Go through the lines below. Copy those with "this".

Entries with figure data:
----

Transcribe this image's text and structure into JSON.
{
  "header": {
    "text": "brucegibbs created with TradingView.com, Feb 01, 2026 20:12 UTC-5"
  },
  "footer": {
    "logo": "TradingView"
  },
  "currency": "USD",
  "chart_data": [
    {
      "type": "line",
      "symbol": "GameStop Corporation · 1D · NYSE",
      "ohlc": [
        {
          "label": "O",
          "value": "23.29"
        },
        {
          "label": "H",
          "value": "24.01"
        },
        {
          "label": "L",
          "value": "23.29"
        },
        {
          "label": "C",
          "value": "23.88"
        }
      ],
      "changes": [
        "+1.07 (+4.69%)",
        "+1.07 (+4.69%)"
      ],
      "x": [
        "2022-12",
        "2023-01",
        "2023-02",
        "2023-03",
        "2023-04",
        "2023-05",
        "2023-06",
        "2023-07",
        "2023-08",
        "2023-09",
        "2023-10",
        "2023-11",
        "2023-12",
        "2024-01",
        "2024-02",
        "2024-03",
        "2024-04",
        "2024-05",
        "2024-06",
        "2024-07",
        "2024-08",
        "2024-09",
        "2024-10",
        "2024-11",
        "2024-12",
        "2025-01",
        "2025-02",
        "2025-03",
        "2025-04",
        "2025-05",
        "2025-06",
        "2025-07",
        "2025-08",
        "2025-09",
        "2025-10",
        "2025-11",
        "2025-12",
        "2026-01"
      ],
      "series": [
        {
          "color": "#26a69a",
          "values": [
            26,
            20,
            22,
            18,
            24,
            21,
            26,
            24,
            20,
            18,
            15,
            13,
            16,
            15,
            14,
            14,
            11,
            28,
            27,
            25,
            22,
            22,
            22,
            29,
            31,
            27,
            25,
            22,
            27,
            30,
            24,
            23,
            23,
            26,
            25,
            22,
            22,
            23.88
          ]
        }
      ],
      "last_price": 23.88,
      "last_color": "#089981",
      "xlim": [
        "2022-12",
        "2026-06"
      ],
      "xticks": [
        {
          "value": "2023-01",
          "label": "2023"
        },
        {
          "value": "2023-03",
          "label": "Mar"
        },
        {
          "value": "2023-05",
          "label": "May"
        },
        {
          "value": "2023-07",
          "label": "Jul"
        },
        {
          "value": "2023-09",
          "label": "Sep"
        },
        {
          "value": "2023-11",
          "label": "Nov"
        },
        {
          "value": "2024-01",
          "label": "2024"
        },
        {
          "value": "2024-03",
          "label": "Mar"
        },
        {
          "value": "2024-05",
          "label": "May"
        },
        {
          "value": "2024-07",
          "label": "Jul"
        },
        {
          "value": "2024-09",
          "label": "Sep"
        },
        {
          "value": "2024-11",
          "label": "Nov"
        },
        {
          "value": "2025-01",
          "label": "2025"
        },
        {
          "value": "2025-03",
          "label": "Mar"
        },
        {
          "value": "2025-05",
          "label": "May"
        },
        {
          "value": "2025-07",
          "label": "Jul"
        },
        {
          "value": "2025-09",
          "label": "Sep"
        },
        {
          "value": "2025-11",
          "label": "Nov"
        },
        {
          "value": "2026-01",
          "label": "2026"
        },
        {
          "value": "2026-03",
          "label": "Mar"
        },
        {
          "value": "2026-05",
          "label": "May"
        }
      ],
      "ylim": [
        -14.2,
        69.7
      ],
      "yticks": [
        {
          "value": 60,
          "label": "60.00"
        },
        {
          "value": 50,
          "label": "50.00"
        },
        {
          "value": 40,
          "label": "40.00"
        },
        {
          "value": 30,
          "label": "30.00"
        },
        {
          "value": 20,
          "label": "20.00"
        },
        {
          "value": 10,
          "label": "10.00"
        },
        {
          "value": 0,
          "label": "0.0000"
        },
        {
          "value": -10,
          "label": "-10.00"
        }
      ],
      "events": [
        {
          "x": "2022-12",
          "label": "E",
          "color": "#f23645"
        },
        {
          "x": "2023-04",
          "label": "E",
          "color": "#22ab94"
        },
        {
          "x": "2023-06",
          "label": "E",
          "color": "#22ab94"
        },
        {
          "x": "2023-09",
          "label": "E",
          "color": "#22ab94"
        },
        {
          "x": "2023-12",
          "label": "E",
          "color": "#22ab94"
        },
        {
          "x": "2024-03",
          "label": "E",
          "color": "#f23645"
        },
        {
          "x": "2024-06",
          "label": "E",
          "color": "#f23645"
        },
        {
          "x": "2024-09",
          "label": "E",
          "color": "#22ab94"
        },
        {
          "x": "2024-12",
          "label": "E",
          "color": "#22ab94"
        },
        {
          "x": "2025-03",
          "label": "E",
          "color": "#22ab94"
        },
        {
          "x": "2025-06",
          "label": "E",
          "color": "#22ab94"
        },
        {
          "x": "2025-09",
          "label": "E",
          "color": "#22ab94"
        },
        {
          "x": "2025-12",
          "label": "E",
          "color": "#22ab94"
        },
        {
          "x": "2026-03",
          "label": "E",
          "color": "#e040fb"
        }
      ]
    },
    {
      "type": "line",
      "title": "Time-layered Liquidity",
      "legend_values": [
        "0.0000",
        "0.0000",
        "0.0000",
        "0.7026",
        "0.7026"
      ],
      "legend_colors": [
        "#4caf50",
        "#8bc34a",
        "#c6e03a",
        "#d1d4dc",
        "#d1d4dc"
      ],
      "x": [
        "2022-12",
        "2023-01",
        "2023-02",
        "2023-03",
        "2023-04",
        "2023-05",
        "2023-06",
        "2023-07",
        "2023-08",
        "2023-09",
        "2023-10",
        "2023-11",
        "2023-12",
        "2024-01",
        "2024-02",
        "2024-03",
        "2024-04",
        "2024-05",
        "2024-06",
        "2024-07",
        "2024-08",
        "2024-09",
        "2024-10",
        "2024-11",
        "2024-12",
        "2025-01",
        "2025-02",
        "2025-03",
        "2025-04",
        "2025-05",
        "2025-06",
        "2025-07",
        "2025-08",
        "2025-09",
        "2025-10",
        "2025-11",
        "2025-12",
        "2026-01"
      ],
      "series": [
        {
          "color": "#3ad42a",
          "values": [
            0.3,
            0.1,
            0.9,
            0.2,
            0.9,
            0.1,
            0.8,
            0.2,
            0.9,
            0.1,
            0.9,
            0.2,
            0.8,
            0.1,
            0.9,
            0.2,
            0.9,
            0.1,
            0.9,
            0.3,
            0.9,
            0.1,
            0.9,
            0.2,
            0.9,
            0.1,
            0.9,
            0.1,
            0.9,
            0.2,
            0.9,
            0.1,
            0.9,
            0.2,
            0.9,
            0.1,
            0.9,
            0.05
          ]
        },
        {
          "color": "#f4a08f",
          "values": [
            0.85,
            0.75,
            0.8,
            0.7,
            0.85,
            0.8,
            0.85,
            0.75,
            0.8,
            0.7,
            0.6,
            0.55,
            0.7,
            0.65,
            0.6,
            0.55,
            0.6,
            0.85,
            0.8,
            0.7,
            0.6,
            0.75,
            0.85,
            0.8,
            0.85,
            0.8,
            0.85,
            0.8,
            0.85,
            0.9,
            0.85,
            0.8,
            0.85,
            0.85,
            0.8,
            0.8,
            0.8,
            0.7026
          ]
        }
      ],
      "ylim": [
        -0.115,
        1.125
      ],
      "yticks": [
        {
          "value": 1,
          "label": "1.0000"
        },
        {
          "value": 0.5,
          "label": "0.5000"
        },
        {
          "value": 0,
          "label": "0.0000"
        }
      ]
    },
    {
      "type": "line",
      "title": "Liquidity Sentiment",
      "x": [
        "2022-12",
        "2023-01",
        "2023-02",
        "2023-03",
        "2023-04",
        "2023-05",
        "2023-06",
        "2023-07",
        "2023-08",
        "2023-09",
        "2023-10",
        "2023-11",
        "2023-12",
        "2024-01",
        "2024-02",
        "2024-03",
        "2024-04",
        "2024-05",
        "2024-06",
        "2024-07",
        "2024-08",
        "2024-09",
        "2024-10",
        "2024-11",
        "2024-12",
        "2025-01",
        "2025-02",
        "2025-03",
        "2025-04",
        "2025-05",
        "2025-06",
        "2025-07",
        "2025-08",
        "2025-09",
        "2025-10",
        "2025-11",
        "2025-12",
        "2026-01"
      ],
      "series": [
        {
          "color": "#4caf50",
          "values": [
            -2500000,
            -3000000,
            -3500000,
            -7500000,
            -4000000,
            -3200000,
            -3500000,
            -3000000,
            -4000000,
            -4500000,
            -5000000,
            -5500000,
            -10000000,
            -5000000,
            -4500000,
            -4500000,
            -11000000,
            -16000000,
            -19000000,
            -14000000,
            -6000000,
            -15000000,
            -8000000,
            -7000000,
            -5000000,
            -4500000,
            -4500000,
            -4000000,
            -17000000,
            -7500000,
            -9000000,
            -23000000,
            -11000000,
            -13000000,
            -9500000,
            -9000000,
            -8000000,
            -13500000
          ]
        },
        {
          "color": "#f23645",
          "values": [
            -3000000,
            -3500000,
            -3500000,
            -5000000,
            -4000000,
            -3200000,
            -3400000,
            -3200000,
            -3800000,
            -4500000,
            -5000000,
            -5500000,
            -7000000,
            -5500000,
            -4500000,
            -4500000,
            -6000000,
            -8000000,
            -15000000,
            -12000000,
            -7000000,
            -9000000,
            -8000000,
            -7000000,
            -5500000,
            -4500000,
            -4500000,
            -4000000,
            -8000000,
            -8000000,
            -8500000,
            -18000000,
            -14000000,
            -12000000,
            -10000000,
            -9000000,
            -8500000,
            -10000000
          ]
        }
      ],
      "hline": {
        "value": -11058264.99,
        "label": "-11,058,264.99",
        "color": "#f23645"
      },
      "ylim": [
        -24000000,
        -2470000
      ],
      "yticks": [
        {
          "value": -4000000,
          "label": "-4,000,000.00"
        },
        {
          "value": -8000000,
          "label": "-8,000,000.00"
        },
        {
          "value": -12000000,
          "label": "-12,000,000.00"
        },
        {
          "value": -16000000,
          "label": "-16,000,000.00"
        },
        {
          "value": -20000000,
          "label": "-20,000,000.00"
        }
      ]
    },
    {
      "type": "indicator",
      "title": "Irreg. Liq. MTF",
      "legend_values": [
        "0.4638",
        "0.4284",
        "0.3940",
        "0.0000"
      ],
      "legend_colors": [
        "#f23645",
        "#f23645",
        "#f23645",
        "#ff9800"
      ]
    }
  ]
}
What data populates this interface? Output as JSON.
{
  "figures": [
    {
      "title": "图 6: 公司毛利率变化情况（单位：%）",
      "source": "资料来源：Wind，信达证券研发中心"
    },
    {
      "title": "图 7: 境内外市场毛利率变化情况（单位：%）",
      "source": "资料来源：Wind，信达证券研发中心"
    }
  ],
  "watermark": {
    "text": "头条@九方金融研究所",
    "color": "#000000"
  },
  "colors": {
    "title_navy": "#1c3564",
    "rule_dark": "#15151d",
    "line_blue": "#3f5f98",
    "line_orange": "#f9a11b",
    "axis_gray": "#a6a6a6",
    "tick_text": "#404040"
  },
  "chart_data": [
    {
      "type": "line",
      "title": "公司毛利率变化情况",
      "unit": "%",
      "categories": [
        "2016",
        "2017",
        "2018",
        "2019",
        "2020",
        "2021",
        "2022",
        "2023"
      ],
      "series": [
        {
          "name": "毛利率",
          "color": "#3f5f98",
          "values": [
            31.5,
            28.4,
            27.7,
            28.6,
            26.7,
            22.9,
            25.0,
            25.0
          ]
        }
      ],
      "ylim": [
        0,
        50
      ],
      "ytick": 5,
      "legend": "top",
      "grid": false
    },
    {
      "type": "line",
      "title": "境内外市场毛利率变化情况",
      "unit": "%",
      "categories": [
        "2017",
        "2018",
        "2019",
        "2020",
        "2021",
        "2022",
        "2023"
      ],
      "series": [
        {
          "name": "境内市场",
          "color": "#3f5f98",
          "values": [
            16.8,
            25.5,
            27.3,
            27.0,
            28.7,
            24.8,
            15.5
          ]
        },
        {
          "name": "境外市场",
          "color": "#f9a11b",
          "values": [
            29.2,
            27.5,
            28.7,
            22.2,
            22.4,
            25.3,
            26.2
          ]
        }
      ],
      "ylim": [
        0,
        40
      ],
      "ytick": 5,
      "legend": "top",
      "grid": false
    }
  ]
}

----

WRITTEN SOLUTION:
Transcribe this image's text and structure into JSON.
What data populates this interface? Output as JSON.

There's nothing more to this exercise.